## STATED TASK
Give the listing again in full, exactly as written.

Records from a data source
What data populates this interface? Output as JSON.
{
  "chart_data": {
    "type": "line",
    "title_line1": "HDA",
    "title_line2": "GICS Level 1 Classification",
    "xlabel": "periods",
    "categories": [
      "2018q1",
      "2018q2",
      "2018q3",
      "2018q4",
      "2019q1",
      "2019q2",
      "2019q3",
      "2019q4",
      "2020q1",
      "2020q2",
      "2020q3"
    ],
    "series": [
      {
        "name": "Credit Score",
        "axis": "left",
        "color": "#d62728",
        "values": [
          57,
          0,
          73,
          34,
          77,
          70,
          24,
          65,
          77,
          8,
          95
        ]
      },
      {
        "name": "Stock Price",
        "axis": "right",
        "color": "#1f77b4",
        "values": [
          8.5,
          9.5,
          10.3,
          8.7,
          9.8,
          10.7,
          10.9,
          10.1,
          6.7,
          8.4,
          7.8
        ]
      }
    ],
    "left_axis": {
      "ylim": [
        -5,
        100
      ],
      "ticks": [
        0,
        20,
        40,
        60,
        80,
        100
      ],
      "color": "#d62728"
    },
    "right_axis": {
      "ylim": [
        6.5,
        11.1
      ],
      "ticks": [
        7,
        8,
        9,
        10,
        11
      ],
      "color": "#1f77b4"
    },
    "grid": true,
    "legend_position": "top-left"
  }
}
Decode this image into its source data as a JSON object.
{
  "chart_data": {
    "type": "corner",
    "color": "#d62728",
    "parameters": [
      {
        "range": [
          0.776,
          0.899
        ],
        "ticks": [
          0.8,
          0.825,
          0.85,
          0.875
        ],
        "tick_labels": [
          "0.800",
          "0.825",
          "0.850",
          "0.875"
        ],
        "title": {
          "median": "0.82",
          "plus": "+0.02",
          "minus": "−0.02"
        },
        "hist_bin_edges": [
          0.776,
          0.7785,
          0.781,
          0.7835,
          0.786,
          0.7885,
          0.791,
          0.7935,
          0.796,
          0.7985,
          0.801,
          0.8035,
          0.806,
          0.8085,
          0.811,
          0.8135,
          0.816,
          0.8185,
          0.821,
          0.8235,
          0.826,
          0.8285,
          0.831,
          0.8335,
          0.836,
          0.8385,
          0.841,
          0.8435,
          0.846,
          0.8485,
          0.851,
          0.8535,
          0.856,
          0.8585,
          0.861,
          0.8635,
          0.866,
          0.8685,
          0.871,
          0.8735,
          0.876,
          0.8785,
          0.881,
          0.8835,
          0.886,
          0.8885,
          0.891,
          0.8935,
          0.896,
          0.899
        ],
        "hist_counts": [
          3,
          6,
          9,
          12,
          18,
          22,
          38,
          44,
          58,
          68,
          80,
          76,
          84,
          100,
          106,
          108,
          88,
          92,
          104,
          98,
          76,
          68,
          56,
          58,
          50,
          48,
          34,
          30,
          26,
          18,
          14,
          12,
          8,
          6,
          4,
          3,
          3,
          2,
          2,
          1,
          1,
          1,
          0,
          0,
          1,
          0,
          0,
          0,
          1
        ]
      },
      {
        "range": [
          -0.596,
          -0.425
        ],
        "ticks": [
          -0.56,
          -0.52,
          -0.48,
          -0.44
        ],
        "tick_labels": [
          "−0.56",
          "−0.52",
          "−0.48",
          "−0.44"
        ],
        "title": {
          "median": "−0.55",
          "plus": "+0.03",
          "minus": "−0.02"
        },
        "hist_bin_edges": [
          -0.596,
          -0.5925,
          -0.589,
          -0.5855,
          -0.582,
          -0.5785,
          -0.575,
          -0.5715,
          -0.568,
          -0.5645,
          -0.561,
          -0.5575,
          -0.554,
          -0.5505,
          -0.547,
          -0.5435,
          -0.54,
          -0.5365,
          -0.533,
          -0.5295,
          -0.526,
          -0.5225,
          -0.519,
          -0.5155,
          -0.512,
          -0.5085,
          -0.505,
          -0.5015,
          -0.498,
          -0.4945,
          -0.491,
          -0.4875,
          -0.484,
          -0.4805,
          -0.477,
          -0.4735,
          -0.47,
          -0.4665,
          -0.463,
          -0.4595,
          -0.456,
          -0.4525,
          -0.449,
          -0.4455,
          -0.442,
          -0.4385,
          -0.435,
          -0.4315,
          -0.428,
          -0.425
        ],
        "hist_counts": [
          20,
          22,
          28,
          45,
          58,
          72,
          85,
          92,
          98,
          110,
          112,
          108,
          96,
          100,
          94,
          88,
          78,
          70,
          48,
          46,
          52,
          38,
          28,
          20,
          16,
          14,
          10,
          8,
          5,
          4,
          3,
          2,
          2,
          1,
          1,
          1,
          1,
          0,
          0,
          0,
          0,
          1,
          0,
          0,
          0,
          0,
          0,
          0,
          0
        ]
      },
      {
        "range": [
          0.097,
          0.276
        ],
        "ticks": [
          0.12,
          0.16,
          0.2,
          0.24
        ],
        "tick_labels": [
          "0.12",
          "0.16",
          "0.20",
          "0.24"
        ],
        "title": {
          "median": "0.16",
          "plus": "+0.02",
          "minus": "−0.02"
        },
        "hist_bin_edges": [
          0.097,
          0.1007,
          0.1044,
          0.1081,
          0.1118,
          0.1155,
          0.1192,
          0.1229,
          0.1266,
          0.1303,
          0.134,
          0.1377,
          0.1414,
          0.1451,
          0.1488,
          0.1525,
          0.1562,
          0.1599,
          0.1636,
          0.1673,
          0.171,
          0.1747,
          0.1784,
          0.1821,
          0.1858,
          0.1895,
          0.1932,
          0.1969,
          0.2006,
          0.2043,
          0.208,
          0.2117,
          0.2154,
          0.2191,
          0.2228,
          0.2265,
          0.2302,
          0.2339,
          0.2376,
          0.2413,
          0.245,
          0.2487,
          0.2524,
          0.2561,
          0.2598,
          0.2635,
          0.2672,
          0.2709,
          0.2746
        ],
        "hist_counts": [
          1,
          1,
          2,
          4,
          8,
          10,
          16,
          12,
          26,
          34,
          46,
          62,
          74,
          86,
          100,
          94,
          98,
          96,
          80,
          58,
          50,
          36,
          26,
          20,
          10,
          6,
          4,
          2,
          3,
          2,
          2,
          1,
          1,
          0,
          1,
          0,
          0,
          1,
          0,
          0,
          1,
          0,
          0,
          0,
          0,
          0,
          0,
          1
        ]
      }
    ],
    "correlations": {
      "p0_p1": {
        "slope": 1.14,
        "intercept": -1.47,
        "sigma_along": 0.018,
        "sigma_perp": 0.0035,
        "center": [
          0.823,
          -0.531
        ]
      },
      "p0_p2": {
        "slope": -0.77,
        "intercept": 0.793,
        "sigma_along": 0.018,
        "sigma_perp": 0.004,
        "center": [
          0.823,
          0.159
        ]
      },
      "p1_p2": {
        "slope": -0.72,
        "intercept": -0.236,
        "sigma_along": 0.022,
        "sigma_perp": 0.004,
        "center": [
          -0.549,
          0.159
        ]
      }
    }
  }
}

## ANSWER TO THIS TASK
What data populates this interface? Output as JSON.
{
  "chart_data": {
    "type": "line",
    "title_line1": "HDA",
    "title_line2": "GICS Level 1 Classification",
    "xlabel": "periods",
    "categories": [
      "2018q1",
      "2018q2",
      "2018q3",
      "2018q4",
      "2019q1",
      "2019q2",
      "2019q3",
      "2019q4",
      "2020q1",
      "2020q2",
      "2020q3"
    ],
    "series": [
      {
        "name": "Credit Score",
        "axis": "left",
        "color": "#d62728",
        "values": [
          57,
          0,
          73,
          34,
          77,
          70,
          24,
          65,
          77,
          8,
          95
        ]
      },
      {
        "name": "Stock Price",
        "axis": "right",
        "color": "#1f77b4",
        "values": [
          8.5,
          9.5,
          10.3,
          8.7,
          9.8,
          10.7,
          10.9,
          10.1,
          6.7,
          8.4,
          7.8
        ]
      }
    ],
    "left_axis": {
      "ylim": [
        -5,
        100
      ],
      "ticks": [
        0,
        20,
        40,
        60,
        80,
        100
      ],
      "color": "#d62728"
    },
    "right_axis": {
      "ylim": [
        6.5,
        11.1
      ],
      "ticks": [
        7,
        8,
        9,
        10,
        11
      ],
      "color": "#1f77b4"
    },
    "grid": true,
    "legend_position": "top-left"
  }
}
Decode this image into its source data as a JSON object.
{
  "chart_data": {
    "type": "corner",
    "color": "#d62728",
    "parameters": [
      {
        "range": [
          0.776,
          0.899
        ],
        "ticks": [
          0.8,
          0.825,
          0.85,
          0.875
        ],
        "tick_labels": [
          "0.800",
          "0.825",
          "0.850",
          "0.875"
        ],
        "title": {
          "median": "0.82",
          "plus": "+0.02",
          "minus": "−0.02"
        },
        "hist_bin_edges": [
          0.776,
          0.7785,
          0.781,
          0.7835,
          0.786,
          0.7885,
          0.791,
          0.7935,
          0.796,
          0.7985,
          0.801,
          0.8035,
          0.806,
          0.8085,
          0.811,
          0.8135,
          0.816,
          0.8185,
          0.821,
          0.8235,
          0.826,
          0.8285,
          0.831,
          0.8335,
          0.836,
          0.8385,
          0.841,
          0.8435,
          0.846,
          0.8485,
          0.851,
          0.8535,
          0.856,
          0.8585,
          0.861,
          0.8635,
          0.866,
          0.8685,
          0.871,
          0.8735,
          0.876,
          0.8785,
          0.881,
          0.8835,
          0.886,
          0.8885,
          0.891,
          0.8935,
          0.896,
          0.899
        ],
        "hist_counts": [
          3,
          6,
          9,
          12,
          18,
          22,
          38,
          44,
          58,
          68,
          80,
          76,
          84,
          100,
          106,
          108,
          88,
          92,
          104,
          98,
          76,
          68,
          56,
          58,
          50,
          48,
          34,
          30,
          26,
          18,
          14,
          12,
          8,
          6,
          4,
          3,
          3,
          2,
          2,
          1,
          1,
          1,
          0,
          0,
          1,
          0,
          0,
          0,
          1
        ]
      },
      {
        "range": [
          -0.596,
          -0.425
        ],
        "ticks": [
          -0.56,
          -0.52,
          -0.48,
          -0.44
        ],
        "tick_labels": [
          "−0.56",
          "−0.52",
          "−0.48",
          "−0.44"
        ],
        "title": {
          "median": "−0.55",
          "plus": "+0.03",
          "minus": "−0.02"
        },
        "hist_bin_edges": [
          -0.596,
          -0.5925,
          -0.589,
          -0.5855,
          -0.582,
          -0.5785,
          -0.575,
          -0.5715,
          -0.568,
          -0.5645,
          -0.561,
          -0.5575,
          -0.554,
          -0.5505,
          -0.547,
          -0.5435,
          -0.54,
          -0.5365,
          -0.533,
          -0.5295,
          -0.526,
          -0.5225,
          -0.519,
          -0.5155,
          -0.512,
          -0.5085,
          -0.505,
          -0.5015,
          -0.498,
          -0.4945,
          -0.491,
          -0.4875,
          -0.484,
          -0.4805,
          -0.477,
          -0.4735,
          -0.47,
          -0.4665,
          -0.463,
          -0.4595,
          -0.456,
          -0.4525,
          -0.449,
          -0.4455,
          -0.442,
          -0.4385,
          -0.435,
          -0.4315,
          -0.428,
          -0.425
        ],
        "hist_counts": [
          20,
          22,
          28,
          45,
          58,
          72,
          85,
          92,
          98,
          110,
          112,
          108,
          96,
          100,
          94,
          88,
          78,
          70,
          48,
          46,
          52,
          38,
          28,
          20,
          16,
          14,
          10,
          8,
          5,
          4,
          3,
          2,
          2,
          1,
          1,
          1,
          1,
          0,
          0,
          0,
          0,
          1,
          0,
          0,
          0,
          0,
          0,
          0,
          0
        ]
      },
      {
        "range": [
          0.097,
          0.276
        ],
        "ticks": [
          0.12,
          0.16,
          0.2,
          0.24
        ],
        "tick_labels": [
          "0.12",
          "0.16",
          "0.20",
          "0.24"
        ],
        "title": {
          "median": "0.16",
          "plus": "+0.02",
          "minus": "−0.02"
        },
        "hist_bin_edges": [
          0.097,
          0.1007,
          0.1044,
          0.1081,
          0.1118,
          0.1155,
          0.1192,
          0.1229,
          0.1266,
          0.1303,
          0.134,
          0.1377,
          0.1414,
          0.1451,
          0.1488,
          0.1525,
          0.1562,
          0.1599,
          0.1636,
          0.1673,
          0.171,
          0.1747,
          0.1784,
          0.1821,
          0.1858,
          0.1895,
          0.1932,
          0.1969,
          0.2006,
          0.2043,
          0.208,
          0.2117,
          0.2154,
          0.2191,
          0.2228,
          0.2265,
          0.2302,
          0.2339,
          0.2376,
          0.2413,
          0.245,
          0.2487,
          0.2524,
          0.2561,
          0.2598,
          0.2635,
          0.2672,
          0.2709,
          0.2746
        ],
        "hist_counts": [
          1,
          1,
          2,
          4,
          8,
          10,
          16,
          12,
          26,
          34,
          46,
          62,
          74,
          86,
          100,
          94,
          98,
          96,
          80,
          58,
          50,
          36,
          26,
          20,
          10,
          6,
          4,
          2,
          3,
          2,
          2,
          1,
          1,
          0,
          1,
          0,
          0,
          1,
          0,
          0,
          1,
          0,
          0,
          0,
          0,
          0,
          0,
          1
        ]
      }
    ],
    "correlations": {
      "p0_p1": {
        "slope": 1.14,
        "intercept": -1.47,
        "sigma_along": 0.018,
        "sigma_perp": 0.0035,
        "center": [
          0.823,
          -0.531
        ]
      },
      "p0_p2": {
        "slope": -0.77,
        "intercept": 0.793,
        "sigma_along": 0.018,
        "sigma_perp": 0.004,
        "center": [
          0.823,
          0.159
        ]
      },
      "p1_p2": {
        "slope": -0.72,
        "intercept": -0.236,
        "sigma_along": 0.022,
        "sigma_perp": 0.004,
        "center": [
          -0.549,
          0.159
        ]
      }
    }
  }
}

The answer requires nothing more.